▸ **Exercise task**: In the data below, find each line containing the string "Head" and return it.

▸ **Input for this task**:
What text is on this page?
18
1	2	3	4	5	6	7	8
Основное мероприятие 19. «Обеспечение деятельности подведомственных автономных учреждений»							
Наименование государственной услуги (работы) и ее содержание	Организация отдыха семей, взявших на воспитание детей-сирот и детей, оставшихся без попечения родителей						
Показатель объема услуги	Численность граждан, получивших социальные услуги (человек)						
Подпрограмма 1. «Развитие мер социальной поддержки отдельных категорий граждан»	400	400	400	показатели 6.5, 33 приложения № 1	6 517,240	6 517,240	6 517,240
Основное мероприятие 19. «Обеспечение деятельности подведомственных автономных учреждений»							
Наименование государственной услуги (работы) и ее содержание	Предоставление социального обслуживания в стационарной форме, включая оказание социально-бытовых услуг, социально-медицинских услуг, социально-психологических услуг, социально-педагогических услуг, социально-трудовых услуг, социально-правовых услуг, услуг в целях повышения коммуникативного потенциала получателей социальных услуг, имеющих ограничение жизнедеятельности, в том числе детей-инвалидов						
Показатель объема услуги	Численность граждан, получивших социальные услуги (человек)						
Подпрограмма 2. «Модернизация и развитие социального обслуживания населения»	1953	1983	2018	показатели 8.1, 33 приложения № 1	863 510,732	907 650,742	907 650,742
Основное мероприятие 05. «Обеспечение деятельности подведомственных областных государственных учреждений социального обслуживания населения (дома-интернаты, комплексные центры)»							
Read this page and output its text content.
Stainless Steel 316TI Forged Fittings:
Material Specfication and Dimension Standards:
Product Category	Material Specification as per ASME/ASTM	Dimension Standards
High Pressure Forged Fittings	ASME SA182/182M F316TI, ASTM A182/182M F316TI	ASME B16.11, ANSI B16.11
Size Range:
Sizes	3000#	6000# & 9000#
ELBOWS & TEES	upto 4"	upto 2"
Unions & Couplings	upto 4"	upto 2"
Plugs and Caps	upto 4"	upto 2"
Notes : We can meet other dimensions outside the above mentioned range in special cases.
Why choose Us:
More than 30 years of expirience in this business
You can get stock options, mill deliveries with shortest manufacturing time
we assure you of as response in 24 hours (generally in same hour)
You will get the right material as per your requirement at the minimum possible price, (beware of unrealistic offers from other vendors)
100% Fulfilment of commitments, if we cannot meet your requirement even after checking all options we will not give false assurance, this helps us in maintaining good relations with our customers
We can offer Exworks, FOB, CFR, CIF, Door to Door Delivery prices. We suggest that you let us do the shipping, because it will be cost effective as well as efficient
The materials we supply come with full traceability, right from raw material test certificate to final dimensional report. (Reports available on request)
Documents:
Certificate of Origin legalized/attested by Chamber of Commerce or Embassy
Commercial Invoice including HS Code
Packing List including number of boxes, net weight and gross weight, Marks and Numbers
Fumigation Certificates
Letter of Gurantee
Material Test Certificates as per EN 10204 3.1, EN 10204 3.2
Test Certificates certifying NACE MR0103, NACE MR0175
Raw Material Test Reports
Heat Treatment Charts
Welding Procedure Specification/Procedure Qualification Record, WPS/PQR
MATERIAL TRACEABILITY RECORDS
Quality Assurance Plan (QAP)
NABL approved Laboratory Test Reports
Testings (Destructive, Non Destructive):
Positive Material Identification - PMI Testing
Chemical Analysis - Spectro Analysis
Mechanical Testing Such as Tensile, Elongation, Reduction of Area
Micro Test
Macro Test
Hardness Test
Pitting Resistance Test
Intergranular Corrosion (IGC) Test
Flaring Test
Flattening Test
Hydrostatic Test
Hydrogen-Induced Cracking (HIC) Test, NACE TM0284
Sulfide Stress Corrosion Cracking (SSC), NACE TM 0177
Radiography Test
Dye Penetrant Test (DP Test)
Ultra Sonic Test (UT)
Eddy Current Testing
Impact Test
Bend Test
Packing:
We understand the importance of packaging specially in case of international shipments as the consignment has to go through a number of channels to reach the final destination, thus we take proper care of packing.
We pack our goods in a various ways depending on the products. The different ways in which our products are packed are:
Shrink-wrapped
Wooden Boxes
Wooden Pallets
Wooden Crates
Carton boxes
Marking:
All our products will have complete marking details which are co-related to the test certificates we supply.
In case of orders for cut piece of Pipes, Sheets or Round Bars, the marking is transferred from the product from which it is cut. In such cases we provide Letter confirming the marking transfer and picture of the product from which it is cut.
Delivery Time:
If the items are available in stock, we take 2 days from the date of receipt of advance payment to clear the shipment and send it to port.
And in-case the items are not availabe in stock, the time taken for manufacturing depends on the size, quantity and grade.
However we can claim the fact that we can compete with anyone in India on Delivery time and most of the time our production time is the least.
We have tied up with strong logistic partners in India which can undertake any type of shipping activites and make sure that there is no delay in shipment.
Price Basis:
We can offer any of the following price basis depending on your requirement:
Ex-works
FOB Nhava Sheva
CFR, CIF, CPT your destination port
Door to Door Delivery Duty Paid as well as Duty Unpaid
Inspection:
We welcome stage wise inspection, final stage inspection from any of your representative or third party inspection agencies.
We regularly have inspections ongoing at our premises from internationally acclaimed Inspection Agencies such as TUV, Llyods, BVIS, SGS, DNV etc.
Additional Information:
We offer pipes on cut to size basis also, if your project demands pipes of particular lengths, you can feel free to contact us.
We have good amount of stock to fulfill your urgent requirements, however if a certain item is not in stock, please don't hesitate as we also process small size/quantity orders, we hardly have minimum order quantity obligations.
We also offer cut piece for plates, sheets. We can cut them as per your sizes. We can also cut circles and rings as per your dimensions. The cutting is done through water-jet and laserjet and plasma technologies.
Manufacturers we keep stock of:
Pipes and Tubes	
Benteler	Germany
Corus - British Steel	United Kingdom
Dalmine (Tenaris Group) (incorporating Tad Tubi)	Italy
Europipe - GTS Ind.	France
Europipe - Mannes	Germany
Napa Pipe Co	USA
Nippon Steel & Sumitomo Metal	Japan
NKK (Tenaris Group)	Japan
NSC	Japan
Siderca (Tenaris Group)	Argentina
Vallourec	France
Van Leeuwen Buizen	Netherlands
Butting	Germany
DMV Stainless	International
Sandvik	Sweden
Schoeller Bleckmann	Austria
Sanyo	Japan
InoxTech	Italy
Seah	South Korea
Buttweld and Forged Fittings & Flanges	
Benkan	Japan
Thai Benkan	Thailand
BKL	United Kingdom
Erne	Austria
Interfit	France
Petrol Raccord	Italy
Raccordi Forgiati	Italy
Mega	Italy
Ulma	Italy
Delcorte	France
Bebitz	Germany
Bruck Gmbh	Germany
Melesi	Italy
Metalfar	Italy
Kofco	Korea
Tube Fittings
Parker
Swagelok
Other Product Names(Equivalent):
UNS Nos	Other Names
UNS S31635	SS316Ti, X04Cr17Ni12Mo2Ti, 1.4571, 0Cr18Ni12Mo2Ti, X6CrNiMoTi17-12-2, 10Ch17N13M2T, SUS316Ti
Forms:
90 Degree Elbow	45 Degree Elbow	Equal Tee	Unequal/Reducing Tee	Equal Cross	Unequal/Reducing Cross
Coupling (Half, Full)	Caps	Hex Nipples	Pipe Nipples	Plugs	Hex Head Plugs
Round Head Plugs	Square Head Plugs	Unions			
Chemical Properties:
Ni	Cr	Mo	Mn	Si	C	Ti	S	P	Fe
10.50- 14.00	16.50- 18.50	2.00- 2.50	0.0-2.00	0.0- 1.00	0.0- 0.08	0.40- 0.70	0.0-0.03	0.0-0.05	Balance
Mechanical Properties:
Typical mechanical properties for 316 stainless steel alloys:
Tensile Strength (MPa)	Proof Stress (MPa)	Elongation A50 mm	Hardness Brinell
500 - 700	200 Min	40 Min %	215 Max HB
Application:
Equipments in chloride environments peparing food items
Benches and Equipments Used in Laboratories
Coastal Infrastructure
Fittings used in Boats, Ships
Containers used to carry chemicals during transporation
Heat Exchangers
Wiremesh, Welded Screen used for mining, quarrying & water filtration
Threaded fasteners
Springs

▸ **Response to the exercise**:
Coupling (Half, Full)	Caps	Hex Nipples	Pipe Nipples	Plugs	Hex Head Plugs
Round Head Plugs	Square Head Plugs	Unions			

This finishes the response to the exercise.